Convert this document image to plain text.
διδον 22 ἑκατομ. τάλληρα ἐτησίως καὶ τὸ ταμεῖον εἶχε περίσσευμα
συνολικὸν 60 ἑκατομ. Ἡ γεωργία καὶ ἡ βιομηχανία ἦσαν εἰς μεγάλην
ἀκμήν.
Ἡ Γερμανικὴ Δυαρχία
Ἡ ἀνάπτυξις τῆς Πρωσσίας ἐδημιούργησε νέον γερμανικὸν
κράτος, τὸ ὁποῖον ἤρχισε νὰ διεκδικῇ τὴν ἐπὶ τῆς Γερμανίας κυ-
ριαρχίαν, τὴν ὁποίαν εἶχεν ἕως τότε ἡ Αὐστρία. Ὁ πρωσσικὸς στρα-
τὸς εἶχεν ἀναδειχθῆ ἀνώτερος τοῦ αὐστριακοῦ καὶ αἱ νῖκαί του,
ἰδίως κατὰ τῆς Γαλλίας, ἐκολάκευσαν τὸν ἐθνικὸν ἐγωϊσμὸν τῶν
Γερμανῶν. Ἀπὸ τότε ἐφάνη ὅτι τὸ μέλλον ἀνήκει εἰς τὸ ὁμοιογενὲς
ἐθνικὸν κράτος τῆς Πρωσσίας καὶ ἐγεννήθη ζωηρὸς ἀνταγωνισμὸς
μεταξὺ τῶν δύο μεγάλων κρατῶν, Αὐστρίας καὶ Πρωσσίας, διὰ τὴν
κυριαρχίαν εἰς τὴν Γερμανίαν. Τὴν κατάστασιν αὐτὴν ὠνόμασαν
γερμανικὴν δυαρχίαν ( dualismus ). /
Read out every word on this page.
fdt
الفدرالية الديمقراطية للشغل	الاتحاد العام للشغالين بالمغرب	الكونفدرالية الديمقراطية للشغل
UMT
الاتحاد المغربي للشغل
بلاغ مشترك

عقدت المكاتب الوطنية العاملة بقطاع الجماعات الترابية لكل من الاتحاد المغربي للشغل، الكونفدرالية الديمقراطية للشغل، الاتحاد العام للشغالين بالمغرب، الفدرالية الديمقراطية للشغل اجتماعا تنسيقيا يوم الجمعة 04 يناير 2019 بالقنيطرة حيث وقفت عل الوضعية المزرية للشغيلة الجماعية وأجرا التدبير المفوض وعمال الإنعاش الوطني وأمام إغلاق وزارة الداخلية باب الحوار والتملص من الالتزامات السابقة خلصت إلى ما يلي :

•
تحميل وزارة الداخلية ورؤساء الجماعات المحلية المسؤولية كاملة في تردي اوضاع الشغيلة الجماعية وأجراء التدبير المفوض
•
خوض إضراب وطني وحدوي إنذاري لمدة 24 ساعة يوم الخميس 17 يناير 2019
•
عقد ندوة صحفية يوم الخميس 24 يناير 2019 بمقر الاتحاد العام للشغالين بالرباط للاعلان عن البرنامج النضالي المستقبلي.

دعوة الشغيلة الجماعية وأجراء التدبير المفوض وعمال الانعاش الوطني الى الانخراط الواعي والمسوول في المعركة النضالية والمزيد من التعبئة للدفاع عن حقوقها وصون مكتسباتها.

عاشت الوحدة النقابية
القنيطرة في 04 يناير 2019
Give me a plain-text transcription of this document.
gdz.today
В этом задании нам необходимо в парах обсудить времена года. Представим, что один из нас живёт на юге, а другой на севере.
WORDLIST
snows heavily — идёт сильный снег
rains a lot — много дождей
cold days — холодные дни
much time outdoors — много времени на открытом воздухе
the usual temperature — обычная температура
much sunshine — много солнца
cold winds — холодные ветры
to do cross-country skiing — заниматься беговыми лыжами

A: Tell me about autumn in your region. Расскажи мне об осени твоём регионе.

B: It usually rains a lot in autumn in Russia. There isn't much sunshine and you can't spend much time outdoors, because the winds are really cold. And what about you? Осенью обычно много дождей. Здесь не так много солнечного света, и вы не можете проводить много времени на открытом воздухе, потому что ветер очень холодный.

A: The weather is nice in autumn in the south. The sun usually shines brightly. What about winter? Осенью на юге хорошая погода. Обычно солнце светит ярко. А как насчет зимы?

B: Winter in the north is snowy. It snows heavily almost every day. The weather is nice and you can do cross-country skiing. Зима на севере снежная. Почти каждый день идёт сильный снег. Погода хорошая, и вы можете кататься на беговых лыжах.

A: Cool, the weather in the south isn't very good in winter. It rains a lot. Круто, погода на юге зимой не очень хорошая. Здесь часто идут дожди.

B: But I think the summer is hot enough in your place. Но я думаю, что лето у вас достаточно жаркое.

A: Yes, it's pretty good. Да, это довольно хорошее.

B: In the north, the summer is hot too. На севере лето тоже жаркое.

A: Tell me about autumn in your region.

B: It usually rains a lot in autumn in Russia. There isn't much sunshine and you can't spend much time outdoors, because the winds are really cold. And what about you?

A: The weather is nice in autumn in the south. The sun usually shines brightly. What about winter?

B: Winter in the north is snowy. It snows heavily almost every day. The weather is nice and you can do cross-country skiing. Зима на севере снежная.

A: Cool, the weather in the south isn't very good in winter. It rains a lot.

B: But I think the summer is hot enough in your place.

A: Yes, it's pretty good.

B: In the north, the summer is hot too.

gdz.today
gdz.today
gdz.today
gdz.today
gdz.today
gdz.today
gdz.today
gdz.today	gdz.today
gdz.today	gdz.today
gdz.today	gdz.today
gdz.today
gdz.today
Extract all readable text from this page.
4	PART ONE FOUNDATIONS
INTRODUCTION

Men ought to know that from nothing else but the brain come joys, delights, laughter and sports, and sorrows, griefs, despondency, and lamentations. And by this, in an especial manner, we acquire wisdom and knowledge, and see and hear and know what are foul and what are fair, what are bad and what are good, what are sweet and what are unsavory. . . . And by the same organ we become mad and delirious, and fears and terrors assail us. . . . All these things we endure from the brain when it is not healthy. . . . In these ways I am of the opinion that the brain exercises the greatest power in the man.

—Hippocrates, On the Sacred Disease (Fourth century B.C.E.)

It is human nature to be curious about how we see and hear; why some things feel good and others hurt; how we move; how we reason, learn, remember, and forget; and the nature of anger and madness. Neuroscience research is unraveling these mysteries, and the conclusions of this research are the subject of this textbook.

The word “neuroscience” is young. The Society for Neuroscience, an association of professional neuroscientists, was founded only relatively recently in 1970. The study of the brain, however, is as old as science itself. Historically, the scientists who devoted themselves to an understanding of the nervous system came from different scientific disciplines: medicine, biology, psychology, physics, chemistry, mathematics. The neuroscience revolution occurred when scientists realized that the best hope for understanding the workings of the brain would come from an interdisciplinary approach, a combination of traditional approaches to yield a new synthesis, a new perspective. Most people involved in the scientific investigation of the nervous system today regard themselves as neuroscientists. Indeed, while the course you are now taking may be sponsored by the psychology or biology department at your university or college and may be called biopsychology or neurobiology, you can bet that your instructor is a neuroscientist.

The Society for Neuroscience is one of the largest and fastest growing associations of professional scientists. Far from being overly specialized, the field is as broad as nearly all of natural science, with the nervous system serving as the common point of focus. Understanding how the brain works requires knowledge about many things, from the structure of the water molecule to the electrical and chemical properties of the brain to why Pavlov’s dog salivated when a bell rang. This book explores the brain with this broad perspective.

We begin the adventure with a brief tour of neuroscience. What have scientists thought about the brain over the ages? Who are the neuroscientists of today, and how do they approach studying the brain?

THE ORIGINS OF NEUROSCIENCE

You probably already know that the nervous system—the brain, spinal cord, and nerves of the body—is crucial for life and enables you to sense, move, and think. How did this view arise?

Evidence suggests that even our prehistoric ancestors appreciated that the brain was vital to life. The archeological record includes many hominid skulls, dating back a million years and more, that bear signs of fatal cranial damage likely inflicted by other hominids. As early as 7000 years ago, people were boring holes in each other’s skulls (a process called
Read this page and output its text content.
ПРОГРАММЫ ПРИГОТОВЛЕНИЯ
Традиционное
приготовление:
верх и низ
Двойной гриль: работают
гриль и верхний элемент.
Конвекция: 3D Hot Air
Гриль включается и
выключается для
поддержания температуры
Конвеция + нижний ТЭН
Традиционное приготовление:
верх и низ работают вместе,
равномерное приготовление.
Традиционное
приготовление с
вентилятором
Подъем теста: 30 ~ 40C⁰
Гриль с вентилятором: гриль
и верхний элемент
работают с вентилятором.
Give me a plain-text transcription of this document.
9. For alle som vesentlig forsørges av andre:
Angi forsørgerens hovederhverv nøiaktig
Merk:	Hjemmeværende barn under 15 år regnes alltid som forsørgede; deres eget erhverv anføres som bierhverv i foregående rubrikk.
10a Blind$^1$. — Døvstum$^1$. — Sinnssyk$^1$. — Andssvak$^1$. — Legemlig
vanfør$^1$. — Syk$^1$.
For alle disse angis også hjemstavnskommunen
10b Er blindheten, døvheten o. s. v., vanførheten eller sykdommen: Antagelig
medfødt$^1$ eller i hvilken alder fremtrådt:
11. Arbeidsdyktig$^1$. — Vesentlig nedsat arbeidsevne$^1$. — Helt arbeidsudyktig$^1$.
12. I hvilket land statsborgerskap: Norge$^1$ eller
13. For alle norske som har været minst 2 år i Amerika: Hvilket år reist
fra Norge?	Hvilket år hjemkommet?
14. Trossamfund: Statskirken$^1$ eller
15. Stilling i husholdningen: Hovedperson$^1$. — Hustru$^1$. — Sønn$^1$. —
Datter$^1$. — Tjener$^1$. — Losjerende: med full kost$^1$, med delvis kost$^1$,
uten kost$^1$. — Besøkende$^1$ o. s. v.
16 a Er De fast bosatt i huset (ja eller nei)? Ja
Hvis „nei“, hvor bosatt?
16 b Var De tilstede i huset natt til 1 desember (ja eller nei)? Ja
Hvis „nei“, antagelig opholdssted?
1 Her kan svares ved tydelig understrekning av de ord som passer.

● ● ●

• **Task instructions**: From the listing above, return each line with the word "Здесь".

• **Correct output**:
B: It usually rains a lot in autumn in Russia. There isn't much sunshine and you can't spend much time outdoors, because the winds are really cold. And what about you? Осенью обычно много дождей. Здесь не так много солнечного света, и вы не можете проводить много времени на открытом воздухе, потому что ветер очень холодный.
A: Cool, the weather in the south isn't very good in winter. It rains a lot. Круто, погода на юге зимой не очень хорошая. Здесь часто идут дожди.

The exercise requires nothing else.